DIRECTIONS —
Filter these entries so that only lines with the word "nhận" remain.

EXERCISE MATERIALS —
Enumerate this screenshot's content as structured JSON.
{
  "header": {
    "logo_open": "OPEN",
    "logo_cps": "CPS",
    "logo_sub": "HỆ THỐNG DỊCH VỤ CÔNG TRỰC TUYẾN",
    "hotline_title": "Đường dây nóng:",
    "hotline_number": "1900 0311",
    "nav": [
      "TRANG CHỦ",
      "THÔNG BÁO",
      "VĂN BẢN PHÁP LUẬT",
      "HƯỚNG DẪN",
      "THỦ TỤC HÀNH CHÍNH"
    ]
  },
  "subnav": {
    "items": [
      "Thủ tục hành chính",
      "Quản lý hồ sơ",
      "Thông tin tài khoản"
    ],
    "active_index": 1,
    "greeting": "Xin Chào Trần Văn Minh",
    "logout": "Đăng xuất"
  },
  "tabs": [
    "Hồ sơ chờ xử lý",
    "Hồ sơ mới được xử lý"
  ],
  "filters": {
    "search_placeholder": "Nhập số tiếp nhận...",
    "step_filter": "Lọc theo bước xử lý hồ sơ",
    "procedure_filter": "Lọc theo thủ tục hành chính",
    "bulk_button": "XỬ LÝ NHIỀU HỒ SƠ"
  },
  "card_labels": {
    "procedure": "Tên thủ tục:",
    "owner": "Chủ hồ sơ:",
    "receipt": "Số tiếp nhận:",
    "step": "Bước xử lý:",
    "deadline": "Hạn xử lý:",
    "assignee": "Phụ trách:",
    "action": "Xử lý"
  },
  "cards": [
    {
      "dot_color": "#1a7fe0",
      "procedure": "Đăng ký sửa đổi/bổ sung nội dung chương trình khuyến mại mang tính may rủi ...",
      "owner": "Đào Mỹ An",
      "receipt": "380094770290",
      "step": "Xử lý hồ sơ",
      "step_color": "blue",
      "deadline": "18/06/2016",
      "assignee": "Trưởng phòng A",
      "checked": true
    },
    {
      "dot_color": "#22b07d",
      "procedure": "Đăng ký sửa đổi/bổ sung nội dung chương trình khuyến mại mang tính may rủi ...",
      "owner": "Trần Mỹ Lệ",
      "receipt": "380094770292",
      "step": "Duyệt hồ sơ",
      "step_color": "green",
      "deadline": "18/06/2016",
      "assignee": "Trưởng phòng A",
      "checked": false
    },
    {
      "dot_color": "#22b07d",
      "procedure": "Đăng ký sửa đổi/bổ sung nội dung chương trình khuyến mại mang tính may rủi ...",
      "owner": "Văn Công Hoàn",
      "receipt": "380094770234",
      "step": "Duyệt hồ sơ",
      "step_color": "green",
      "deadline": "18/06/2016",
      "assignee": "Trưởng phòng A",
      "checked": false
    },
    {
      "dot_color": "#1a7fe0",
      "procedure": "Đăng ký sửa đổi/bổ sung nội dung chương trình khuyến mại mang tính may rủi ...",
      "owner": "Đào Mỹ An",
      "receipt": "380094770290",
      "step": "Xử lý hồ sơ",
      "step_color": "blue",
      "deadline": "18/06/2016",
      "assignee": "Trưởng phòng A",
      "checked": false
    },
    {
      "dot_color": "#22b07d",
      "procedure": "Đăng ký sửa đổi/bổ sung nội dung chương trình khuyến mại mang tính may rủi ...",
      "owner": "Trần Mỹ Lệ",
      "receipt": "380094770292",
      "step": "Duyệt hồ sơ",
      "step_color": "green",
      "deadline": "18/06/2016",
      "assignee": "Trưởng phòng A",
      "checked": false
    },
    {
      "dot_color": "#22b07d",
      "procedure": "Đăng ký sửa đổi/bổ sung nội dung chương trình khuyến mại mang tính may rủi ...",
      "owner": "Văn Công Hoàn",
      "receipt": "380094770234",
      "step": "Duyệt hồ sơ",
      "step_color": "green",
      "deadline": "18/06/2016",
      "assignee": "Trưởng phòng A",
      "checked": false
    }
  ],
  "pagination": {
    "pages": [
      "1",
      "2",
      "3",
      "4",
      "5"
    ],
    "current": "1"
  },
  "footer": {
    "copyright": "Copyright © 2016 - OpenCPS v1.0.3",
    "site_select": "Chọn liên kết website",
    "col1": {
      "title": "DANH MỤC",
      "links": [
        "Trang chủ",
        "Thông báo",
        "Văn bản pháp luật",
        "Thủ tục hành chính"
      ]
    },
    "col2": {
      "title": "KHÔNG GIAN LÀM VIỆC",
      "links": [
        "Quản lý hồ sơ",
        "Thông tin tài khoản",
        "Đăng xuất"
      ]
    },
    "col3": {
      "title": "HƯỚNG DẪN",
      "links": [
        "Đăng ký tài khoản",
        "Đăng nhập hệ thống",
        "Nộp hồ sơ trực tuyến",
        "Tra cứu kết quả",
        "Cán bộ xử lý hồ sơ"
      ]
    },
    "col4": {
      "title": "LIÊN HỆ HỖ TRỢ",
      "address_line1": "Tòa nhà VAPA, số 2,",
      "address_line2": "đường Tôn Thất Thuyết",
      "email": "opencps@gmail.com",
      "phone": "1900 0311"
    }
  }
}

WRITTEN SOLUTION —
    "search_placeholder": "Nhập số tiếp nhận...",
    "receipt": "Số tiếp nhận:",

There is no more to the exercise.